The listing must be reproduced in full, exactly as it stands.

### [DATASET CONTENT]
________________
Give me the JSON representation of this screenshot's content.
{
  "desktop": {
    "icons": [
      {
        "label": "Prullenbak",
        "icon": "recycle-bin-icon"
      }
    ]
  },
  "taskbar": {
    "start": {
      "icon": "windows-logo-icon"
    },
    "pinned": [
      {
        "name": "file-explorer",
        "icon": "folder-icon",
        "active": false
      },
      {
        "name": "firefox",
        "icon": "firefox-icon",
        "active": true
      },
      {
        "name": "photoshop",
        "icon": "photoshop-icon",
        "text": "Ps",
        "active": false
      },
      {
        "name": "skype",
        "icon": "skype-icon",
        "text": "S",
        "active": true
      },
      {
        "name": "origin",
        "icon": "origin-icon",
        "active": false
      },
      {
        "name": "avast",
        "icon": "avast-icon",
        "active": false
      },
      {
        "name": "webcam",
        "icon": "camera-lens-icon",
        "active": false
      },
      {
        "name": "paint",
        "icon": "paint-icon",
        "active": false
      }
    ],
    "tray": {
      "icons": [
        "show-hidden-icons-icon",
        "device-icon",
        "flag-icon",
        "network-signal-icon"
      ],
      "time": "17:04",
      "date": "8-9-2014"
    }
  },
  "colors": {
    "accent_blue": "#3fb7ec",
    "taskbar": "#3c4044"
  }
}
________________
### [EXPECTED ANSWER]
Give me the JSON representation of this screenshot's content.
{
  "desktop": {
    "icons": [
      {
        "label": "Prullenbak",
        "icon": "recycle-bin-icon"
      }
    ]
  },
  "taskbar": {
    "start": {
      "icon": "windows-logo-icon"
    },
    "pinned": [
      {
        "name": "file-explorer",
        "icon": "folder-icon",
        "active": false
      },
      {
        "name": "firefox",
        "icon": "firefox-icon",
        "active": true
      },
      {
        "name": "photoshop",
        "icon": "photoshop-icon",
        "text": "Ps",
        "active": false
      },
      {
        "name": "skype",
        "icon": "skype-icon",
        "text": "S",
        "active": true
      },
      {
        "name": "origin",
        "icon": "origin-icon",
        "active": false
      },
      {
        "name": "avast",
        "icon": "avast-icon",
        "active": false
      },
      {
        "name": "webcam",
        "icon": "camera-lens-icon",
        "active": false
      },
      {
        "name": "paint",
        "icon": "paint-icon",
        "active": false
      }
    ],
    "tray": {
      "icons": [
        "show-hidden-icons-icon",
        "device-icon",
        "flag-icon",
        "network-signal-icon"
      ],
      "time": "17:04",
      "date": "8-9-2014"
    }
  },
  "colors": {
    "accent_blue": "#3fb7ec",
    "taskbar": "#3c4044"
  }
}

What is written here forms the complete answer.